_Input records:_
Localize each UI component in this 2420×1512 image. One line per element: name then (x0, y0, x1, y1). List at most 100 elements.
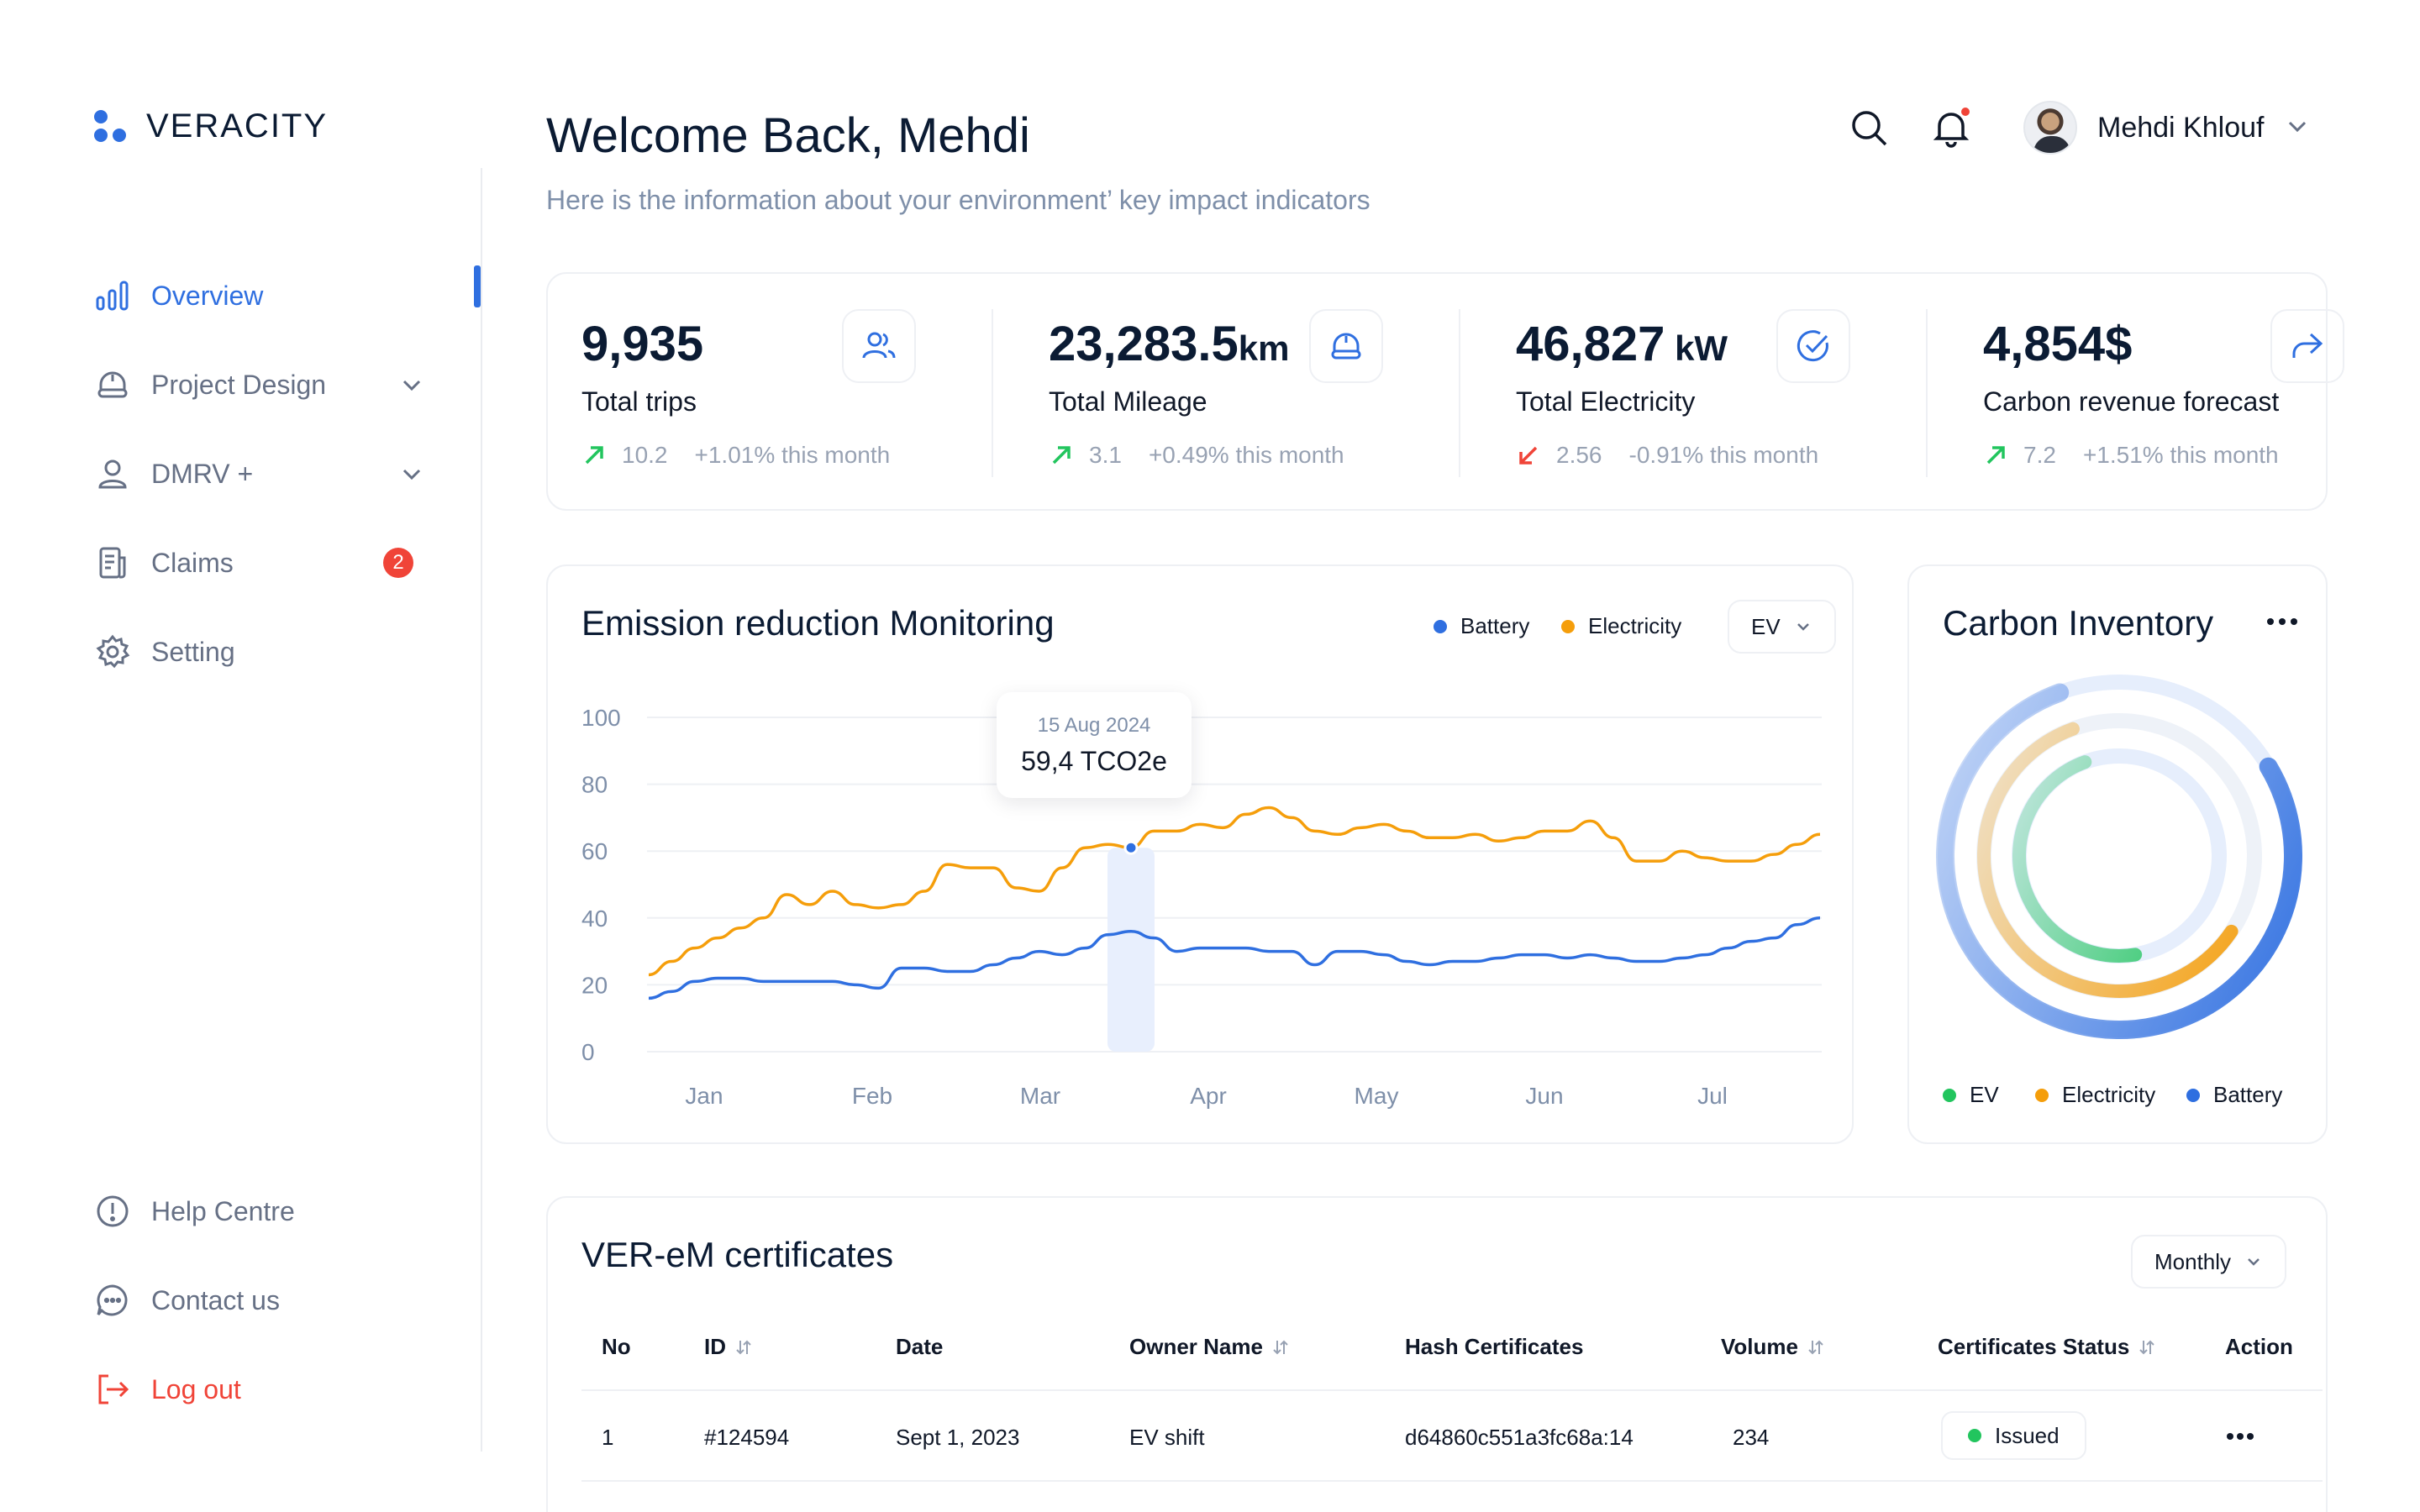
search-icon[interactable] (1849, 108, 1889, 148)
x-tick-label: Jan (685, 1083, 723, 1109)
cell-owner: EV shift (1129, 1425, 1205, 1450)
avatar (2023, 101, 2077, 155)
user-name: Mehdi Khlouf (2097, 111, 2265, 144)
document-icon (94, 544, 131, 581)
nav-item-project-design[interactable]: Project Design (94, 360, 430, 410)
nav-item-contact-us[interactable]: Contact us (94, 1275, 430, 1326)
arrow-up-right-icon (1052, 446, 1071, 465)
stat-trend: 2.56 -0.91% this month (1516, 442, 1818, 469)
series-line-battery (648, 916, 1821, 1000)
legend-battery: Battery (1434, 613, 1529, 639)
active-indicator (474, 265, 481, 307)
x-tick-label: Mar (1020, 1083, 1060, 1109)
x-tick-label: Apr (1190, 1083, 1227, 1109)
stat-trend-text: +0.49% this month (1148, 442, 1344, 468)
helmet-icon (1309, 309, 1383, 383)
y-tick-label: 40 (581, 906, 608, 932)
column-header: Action (2225, 1334, 2293, 1359)
more-horizontal-icon[interactable] (2265, 613, 2299, 634)
period-select[interactable]: Monthly (2131, 1235, 2287, 1289)
stat-trend-value: 3.1 (1089, 442, 1122, 468)
stat-total-mileage: 23,283.5km Total Mileage 3.1 +0.49% this… (1015, 274, 1460, 509)
legend-label: Electricity (2062, 1082, 2156, 1107)
series-line-electricity (648, 806, 1821, 977)
x-tick-label: Jun (1525, 1083, 1563, 1109)
sort-icon (736, 1340, 751, 1354)
stat-trend: 10.2 +1.01% this month (581, 442, 890, 469)
stat-trend: 7.2 +1.51% this month (1983, 442, 2279, 469)
legend-dot (1434, 619, 1447, 633)
nav-item-overview[interactable]: Overview (94, 270, 430, 321)
legend-label: Battery (2213, 1082, 2283, 1107)
users-icon (842, 309, 916, 383)
column-header-status[interactable]: Certificates Status (1938, 1334, 2156, 1360)
stat-trend-text: -0.91% this month (1628, 442, 1819, 468)
brand-logo[interactable]: VERACITY (94, 108, 328, 145)
page-subtitle: Here is the information about your envir… (546, 185, 1370, 215)
nav-item-setting[interactable]: Setting (94, 627, 430, 677)
sidebar-divider (481, 168, 482, 1452)
user-menu[interactable]: Mehdi Khlouf (2023, 101, 2311, 155)
stat-trend-value: 2.56 (1556, 442, 1602, 468)
page-title: Welcome Back, Mehdi (546, 108, 1030, 163)
nav-label: Contact us (151, 1284, 280, 1315)
column-header-id[interactable]: ID (704, 1334, 753, 1360)
nav-item-help-centre[interactable]: Help Centre (94, 1186, 430, 1236)
column-header: Hash Certificates (1405, 1334, 1584, 1359)
stats-panel: 9,935 Total trips 10.2 +1.01% this month… (546, 272, 2344, 511)
emission-line-chart: 100 80 60 40 20 0 Jan Feb Mar Apr May Jun Jul (581, 705, 1822, 1109)
ring-battery (1936, 673, 2302, 1039)
stat-label: Total Electricity (1516, 386, 1696, 417)
legend-ev: EV (1943, 1082, 1999, 1108)
share-icon (2270, 309, 2344, 383)
highlight-point (1123, 840, 1139, 855)
stat-total-electricity: 46,827 kW Total Electricity 2.56 -0.91% … (1482, 274, 1928, 509)
row-action-more-icon[interactable] (2225, 1430, 2255, 1447)
stat-trend-value: 10.2 (622, 442, 668, 468)
legend-electricity: Electricity (1561, 613, 1681, 639)
check-circle-icon (1776, 309, 1850, 383)
sort-icon (1273, 1340, 1288, 1354)
y-tick-label: 60 (581, 838, 608, 864)
nav-item-claims[interactable]: Claims 2 (94, 538, 430, 588)
y-tick-label: 80 (581, 772, 608, 798)
notification-dot (1961, 108, 1970, 116)
chevron-down-icon (1797, 623, 1809, 631)
gear-icon (94, 633, 131, 670)
carbon-ring-chart (1936, 673, 2302, 1039)
column-header-owner[interactable]: Owner Name (1129, 1334, 1290, 1360)
brand-name: VERACITY (146, 108, 329, 144)
nav-label: DMRV + (151, 458, 254, 489)
divider (992, 309, 993, 477)
status-label: Issued (1995, 1422, 2060, 1448)
y-tick-label: 0 (581, 1039, 595, 1065)
info-icon (94, 1193, 131, 1230)
column-header-volume[interactable]: Volume (1721, 1334, 1825, 1360)
emission-filter-select[interactable]: EV (1728, 600, 1836, 654)
logout-icon (94, 1371, 131, 1408)
nav-item-dmrv[interactable]: DMRV + (94, 449, 430, 499)
x-tick-label: Jul (1697, 1083, 1728, 1109)
carbon-inventory-card: Carbon Inventory EV Electricity Battery (1907, 564, 2328, 1144)
chevron-down-icon (2284, 113, 2311, 144)
sort-icon (1808, 1340, 1823, 1354)
legend-dot (1561, 619, 1575, 633)
stat-label: Total trips (581, 386, 697, 417)
select-value: EV (1751, 613, 1781, 639)
emission-title: Emission reduction Monitoring (581, 603, 1055, 643)
column-header: Date (896, 1334, 944, 1359)
bell-icon[interactable] (1931, 108, 1971, 148)
stat-unit: km (1238, 328, 1290, 368)
divider (1459, 309, 1460, 477)
arrow-up-right-icon (1986, 446, 2005, 465)
legend-dot (2035, 1088, 2049, 1102)
divider (581, 1389, 2323, 1391)
sort-icon (2139, 1340, 2155, 1354)
divider (1926, 309, 1928, 477)
y-tick-label: 20 (581, 972, 608, 998)
helmet-icon (94, 366, 131, 403)
stat-trend-text: +1.51% this month (2082, 442, 2279, 468)
nav-item-logout[interactable]: Log out (94, 1364, 430, 1415)
legend-label: Electricity (1588, 613, 1682, 638)
x-tick-label: May (1355, 1083, 1399, 1109)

_Task brief:_ Copy out the rows verbatim, starting at the line containing "search-icon[interactable] (1849, 108, 1889, 148)" and ending at the line containing "stat-trend-text: -0.91% this".

_Output of the task:_
search-icon[interactable] (1849, 108, 1889, 148)
x-tick-label: Jan (685, 1083, 723, 1109)
cell-owner: EV shift (1129, 1425, 1205, 1450)
avatar (2023, 101, 2077, 155)
user-name: Mehdi Khlouf (2097, 111, 2265, 144)
document-icon (94, 544, 131, 581)
nav-item-project-design[interactable]: Project Design (94, 360, 430, 410)
nav-item-contact-us[interactable]: Contact us (94, 1275, 430, 1326)
arrow-up-right-icon (1052, 446, 1071, 465)
stat-trend: 2.56 -0.91% this month (1516, 442, 1818, 469)
series-line-battery (648, 916, 1821, 1000)
legend-battery: Battery (1434, 613, 1529, 639)
active-indicator (474, 265, 481, 307)
x-tick-label: Mar (1020, 1083, 1060, 1109)
x-tick-label: Apr (1190, 1083, 1227, 1109)
stat-trend-text: +0.49% this month (1148, 442, 1344, 468)
helmet-icon (1309, 309, 1383, 383)
y-tick-label: 40 (581, 906, 608, 932)
column-header: Action (2225, 1334, 2293, 1359)
more-horizontal-icon[interactable] (2265, 613, 2299, 634)
period-select[interactable]: Monthly (2131, 1235, 2287, 1289)
stat-trend-value: 3.1 (1089, 442, 1122, 468)
stat-total-mileage: 23,283.5km Total Mileage 3.1 +0.49% this… (1015, 274, 1460, 509)
legend-label: Electricity (2062, 1082, 2156, 1107)
series-line-electricity (648, 806, 1821, 977)
x-tick-label: Jun (1525, 1083, 1563, 1109)
sort-icon (736, 1340, 751, 1354)
stat-trend: 10.2 +1.01% this month (581, 442, 890, 469)
stat-trend: 7.2 +1.51% this month (1983, 442, 2279, 469)
legend-dot (1434, 619, 1447, 633)
nav-item-overview[interactable]: Overview (94, 270, 430, 321)
legend-label: Battery (2213, 1082, 2283, 1107)
users-icon (842, 309, 916, 383)
column-header-status[interactable]: Certificates Status (1938, 1334, 2156, 1360)
stat-trend-text: -0.91% this month (1628, 442, 1819, 468)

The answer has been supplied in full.